Count every line in the entries that follow where the word "konkursai" appears, then state only the total.
** start **
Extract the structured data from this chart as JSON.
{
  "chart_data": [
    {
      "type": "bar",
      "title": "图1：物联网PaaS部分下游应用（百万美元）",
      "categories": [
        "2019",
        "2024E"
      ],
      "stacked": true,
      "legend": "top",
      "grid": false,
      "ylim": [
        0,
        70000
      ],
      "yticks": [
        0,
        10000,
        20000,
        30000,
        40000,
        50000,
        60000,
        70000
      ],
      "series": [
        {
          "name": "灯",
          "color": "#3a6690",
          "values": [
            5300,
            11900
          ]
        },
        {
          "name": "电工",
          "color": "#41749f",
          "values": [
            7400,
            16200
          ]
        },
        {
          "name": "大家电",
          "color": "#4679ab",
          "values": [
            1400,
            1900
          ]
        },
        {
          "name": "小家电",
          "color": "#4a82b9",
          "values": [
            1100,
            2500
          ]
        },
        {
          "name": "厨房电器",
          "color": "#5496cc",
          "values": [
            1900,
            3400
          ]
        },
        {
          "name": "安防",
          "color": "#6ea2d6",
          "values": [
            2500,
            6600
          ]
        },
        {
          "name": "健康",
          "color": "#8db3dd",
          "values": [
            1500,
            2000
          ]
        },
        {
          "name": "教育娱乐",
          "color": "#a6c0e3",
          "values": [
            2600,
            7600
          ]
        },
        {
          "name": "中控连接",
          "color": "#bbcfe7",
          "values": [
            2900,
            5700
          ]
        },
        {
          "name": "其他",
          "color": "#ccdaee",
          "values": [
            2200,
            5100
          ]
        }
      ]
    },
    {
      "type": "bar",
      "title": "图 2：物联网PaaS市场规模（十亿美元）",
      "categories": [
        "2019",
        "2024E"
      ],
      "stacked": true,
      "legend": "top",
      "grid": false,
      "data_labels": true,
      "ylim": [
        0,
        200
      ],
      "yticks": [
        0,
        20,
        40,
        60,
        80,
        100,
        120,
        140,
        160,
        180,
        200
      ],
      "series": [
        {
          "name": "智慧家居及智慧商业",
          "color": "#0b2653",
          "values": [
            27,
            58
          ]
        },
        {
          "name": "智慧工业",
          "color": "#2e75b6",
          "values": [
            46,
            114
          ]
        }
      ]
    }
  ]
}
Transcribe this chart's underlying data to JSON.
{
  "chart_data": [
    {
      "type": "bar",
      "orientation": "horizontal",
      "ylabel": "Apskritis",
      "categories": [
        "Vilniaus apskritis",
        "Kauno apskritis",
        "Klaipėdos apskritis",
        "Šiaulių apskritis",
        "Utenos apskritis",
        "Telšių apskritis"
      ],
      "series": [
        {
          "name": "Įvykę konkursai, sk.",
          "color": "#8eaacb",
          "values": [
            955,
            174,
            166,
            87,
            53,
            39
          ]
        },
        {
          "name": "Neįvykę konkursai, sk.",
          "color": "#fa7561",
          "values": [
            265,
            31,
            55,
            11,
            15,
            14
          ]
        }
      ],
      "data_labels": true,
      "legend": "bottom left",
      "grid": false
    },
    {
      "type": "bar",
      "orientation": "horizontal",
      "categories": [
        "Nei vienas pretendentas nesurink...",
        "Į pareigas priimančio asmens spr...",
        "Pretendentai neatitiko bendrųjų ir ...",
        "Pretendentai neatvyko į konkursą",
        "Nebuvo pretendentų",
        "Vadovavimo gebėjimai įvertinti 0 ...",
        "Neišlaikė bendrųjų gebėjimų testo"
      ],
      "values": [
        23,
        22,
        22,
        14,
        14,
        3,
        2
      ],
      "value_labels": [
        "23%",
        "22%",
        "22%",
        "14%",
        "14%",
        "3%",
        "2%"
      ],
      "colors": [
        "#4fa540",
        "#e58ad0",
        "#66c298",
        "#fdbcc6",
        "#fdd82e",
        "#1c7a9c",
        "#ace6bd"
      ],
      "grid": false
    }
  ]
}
** end **
# Full output
2